- Working data:
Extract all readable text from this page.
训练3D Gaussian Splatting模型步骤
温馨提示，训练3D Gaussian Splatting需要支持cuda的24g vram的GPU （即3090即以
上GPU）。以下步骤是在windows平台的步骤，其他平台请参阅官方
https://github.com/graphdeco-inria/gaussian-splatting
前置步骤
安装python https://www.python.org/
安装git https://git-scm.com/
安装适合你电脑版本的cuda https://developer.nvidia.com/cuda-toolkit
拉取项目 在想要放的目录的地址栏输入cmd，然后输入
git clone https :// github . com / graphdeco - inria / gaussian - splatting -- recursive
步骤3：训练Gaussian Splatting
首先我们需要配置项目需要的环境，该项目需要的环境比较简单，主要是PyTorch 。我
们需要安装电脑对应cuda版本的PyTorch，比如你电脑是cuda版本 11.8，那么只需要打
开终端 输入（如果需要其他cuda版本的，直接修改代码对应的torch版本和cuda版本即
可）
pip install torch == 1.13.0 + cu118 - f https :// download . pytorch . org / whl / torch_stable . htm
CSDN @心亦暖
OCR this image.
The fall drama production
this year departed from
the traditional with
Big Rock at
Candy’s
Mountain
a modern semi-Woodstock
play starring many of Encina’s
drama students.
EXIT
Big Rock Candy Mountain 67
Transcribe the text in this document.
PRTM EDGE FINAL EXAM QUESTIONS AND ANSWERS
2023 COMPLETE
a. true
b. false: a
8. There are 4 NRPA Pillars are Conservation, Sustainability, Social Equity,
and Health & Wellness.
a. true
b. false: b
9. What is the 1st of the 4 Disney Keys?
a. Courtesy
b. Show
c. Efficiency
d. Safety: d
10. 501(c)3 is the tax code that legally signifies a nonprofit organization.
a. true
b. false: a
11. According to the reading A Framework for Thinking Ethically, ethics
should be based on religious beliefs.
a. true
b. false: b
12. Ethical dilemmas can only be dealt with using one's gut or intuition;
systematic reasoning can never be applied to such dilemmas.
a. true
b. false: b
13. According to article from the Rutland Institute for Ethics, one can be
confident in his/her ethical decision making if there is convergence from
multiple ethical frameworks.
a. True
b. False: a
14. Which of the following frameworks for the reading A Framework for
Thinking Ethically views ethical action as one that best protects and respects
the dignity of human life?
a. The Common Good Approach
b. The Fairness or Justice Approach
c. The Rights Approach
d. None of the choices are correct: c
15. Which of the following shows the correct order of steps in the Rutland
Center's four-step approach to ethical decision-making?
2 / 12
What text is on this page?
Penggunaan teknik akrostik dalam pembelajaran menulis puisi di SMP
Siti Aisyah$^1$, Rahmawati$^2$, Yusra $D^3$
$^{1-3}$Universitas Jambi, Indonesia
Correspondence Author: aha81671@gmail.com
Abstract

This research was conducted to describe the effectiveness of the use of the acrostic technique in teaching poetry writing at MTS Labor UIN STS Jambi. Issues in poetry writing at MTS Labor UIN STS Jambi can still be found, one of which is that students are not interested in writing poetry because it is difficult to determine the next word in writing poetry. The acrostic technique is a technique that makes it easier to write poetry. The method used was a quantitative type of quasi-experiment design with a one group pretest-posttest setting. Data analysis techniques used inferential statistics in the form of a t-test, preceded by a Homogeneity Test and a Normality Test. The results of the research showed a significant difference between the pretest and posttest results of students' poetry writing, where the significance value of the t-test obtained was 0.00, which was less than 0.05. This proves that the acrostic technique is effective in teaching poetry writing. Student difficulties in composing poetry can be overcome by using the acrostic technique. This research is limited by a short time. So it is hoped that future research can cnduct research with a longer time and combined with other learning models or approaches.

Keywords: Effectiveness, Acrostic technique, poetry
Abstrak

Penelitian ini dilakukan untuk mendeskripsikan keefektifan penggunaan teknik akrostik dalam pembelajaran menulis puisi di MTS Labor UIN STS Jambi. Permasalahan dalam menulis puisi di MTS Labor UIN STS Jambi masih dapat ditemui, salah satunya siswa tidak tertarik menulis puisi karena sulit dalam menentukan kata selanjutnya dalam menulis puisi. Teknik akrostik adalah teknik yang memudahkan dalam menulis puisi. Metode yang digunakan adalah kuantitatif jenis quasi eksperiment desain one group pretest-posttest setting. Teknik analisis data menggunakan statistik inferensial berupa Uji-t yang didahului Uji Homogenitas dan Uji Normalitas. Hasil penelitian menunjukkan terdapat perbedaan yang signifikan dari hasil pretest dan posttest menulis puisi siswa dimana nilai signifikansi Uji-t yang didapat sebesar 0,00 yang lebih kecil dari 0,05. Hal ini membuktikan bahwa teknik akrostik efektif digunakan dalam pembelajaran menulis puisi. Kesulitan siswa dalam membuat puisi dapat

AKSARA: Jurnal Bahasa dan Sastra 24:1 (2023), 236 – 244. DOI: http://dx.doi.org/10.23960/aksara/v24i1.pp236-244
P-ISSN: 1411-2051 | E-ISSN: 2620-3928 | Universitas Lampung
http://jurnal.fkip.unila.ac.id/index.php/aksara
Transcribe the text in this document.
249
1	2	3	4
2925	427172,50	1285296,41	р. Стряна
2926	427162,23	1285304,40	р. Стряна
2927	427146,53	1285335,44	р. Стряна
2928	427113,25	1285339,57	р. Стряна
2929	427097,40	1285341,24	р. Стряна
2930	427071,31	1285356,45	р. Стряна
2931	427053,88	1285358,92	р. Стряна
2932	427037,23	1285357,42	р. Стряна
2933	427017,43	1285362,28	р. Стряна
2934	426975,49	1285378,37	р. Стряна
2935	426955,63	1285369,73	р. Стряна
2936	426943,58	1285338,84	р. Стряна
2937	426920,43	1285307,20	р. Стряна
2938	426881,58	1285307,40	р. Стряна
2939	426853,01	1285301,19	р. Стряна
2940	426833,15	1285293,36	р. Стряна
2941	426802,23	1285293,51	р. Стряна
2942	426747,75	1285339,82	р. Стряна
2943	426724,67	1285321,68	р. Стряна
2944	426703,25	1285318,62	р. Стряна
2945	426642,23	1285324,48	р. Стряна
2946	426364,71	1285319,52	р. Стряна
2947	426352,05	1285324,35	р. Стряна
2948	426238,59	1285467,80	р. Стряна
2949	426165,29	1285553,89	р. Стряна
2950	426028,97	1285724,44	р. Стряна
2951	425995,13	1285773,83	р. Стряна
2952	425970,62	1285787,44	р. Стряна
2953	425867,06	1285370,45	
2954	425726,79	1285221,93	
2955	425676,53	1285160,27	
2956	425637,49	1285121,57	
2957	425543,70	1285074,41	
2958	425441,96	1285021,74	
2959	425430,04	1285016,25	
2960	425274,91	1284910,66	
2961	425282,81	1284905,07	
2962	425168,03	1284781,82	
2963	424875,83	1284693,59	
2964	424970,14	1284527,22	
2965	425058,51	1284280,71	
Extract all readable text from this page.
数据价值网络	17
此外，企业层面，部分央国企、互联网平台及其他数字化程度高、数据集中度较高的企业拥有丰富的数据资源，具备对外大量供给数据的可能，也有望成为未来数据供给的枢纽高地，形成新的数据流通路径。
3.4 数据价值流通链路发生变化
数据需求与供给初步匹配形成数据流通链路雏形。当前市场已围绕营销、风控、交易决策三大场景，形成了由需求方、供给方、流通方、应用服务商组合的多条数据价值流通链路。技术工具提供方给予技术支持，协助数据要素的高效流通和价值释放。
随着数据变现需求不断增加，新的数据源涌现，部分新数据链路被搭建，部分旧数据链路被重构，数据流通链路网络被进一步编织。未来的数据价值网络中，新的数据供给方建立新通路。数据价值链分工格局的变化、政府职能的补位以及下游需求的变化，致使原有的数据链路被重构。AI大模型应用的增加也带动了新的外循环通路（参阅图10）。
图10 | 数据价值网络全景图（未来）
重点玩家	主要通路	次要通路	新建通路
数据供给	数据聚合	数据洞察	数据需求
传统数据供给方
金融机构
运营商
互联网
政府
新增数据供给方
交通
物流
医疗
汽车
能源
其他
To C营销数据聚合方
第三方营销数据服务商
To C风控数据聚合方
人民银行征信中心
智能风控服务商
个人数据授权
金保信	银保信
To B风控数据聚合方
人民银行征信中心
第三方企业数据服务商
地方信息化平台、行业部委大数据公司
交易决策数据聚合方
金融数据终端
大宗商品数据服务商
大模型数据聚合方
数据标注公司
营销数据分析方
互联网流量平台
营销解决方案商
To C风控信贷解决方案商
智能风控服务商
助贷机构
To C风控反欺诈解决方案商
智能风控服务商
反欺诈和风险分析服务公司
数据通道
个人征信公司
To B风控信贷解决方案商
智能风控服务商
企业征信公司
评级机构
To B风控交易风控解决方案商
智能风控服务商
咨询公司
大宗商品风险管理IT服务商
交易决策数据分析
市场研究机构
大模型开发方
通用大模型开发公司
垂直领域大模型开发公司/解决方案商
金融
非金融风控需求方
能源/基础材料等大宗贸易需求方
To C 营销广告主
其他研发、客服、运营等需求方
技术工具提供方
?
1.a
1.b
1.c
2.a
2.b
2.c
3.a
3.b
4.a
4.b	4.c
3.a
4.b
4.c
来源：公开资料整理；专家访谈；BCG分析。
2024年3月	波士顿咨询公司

- Problem:
Identify each line in the entries with the word "https" and copy it.

- Solution to the exercise:
https://github.com/graphdeco-inria/gaussian-splatting
安装python https://www.python.org/
安装git https://git-scm.com/
安装适合你电脑版本的cuda https://developer.nvidia.com/cuda-toolkit
git clone https :// github . com / graphdeco - inria / gaussian - splatting -- recursive
pip install torch == 1.13.0 + cu118 - f https :// download . pytorch . org / whl / torch_stable . htm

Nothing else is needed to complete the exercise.